== WHAT THE EXERCISE ASKS ==
Your task is to output the data exactly as it stands.

== Records from a collection ==

__________________________________________________

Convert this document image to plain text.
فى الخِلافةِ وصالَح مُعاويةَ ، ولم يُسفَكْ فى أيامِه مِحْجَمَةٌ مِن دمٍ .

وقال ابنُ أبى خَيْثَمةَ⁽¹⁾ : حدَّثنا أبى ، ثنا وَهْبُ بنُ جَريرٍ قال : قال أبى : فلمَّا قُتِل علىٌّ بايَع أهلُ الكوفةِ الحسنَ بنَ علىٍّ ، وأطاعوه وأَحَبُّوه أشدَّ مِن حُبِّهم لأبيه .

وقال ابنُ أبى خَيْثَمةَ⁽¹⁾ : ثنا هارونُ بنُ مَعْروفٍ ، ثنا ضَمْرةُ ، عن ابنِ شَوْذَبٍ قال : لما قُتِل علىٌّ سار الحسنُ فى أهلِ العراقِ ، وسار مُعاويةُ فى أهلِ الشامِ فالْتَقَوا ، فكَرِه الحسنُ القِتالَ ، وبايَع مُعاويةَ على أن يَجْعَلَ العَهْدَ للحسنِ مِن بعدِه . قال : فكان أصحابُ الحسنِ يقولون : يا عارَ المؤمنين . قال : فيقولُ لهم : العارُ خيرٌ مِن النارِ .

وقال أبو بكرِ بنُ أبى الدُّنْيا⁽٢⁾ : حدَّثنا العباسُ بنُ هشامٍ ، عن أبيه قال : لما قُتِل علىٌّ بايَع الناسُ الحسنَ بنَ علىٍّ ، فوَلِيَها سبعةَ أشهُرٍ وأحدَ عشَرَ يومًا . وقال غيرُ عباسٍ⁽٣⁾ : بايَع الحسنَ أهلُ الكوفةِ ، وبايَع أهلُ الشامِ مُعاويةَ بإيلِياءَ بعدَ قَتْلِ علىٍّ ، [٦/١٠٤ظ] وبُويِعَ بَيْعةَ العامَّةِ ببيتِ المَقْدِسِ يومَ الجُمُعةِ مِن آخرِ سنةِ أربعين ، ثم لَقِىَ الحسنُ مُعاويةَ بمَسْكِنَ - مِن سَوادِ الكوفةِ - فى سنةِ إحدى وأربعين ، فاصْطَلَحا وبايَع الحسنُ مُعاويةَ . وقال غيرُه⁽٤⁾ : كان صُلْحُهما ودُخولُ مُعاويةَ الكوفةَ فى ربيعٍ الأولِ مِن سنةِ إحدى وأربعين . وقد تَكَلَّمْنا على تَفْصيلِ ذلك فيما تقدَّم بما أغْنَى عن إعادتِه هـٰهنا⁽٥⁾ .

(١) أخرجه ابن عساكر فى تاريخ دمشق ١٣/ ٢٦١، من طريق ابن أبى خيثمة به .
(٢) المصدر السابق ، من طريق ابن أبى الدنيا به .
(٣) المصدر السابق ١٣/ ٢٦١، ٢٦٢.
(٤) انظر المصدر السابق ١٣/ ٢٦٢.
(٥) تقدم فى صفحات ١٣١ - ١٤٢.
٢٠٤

__________________________________________________

== RESPONSE FOR THIS EXERCISE ==
Convert this document image to plain text.
فى الخِلافةِ وصالَح مُعاويةَ ، ولم يُسفَكْ فى أيامِه مِحْجَمَةٌ مِن دمٍ .

وقال ابنُ أبى خَيْثَمةَ⁽¹⁾ : حدَّثنا أبى ، ثنا وَهْبُ بنُ جَريرٍ قال : قال أبى : فلمَّا قُتِل علىٌّ بايَع أهلُ الكوفةِ الحسنَ بنَ علىٍّ ، وأطاعوه وأَحَبُّوه أشدَّ مِن حُبِّهم لأبيه .

وقال ابنُ أبى خَيْثَمةَ⁽¹⁾ : ثنا هارونُ بنُ مَعْروفٍ ، ثنا ضَمْرةُ ، عن ابنِ شَوْذَبٍ قال : لما قُتِل علىٌّ سار الحسنُ فى أهلِ العراقِ ، وسار مُعاويةُ فى أهلِ الشامِ فالْتَقَوا ، فكَرِه الحسنُ القِتالَ ، وبايَع مُعاويةَ على أن يَجْعَلَ العَهْدَ للحسنِ مِن بعدِه . قال : فكان أصحابُ الحسنِ يقولون : يا عارَ المؤمنين . قال : فيقولُ لهم : العارُ خيرٌ مِن النارِ .

وقال أبو بكرِ بنُ أبى الدُّنْيا⁽٢⁾ : حدَّثنا العباسُ بنُ هشامٍ ، عن أبيه قال : لما قُتِل علىٌّ بايَع الناسُ الحسنَ بنَ علىٍّ ، فوَلِيَها سبعةَ أشهُرٍ وأحدَ عشَرَ يومًا . وقال غيرُ عباسٍ⁽٣⁾ : بايَع الحسنَ أهلُ الكوفةِ ، وبايَع أهلُ الشامِ مُعاويةَ بإيلِياءَ بعدَ قَتْلِ علىٍّ ، [٦/١٠٤ظ] وبُويِعَ بَيْعةَ العامَّةِ ببيتِ المَقْدِسِ يومَ الجُمُعةِ مِن آخرِ سنةِ أربعين ، ثم لَقِىَ الحسنُ مُعاويةَ بمَسْكِنَ - مِن سَوادِ الكوفةِ - فى سنةِ إحدى وأربعين ، فاصْطَلَحا وبايَع الحسنُ مُعاويةَ . وقال غيرُه⁽٤⁾ : كان صُلْحُهما ودُخولُ مُعاويةَ الكوفةَ فى ربيعٍ الأولِ مِن سنةِ إحدى وأربعين . وقد تَكَلَّمْنا على تَفْصيلِ ذلك فيما تقدَّم بما أغْنَى عن إعادتِه هـٰهنا⁽٥⁾ .

(١) أخرجه ابن عساكر فى تاريخ دمشق ١٣/ ٢٦١، من طريق ابن أبى خيثمة به .
(٢) المصدر السابق ، من طريق ابن أبى الدنيا به .
(٣) المصدر السابق ١٣/ ٢٦١، ٢٦٢.
(٤) انظر المصدر السابق ١٣/ ٢٦٢.
(٥) تقدم فى صفحات ١٣١ - ١٤٢.
٢٠٤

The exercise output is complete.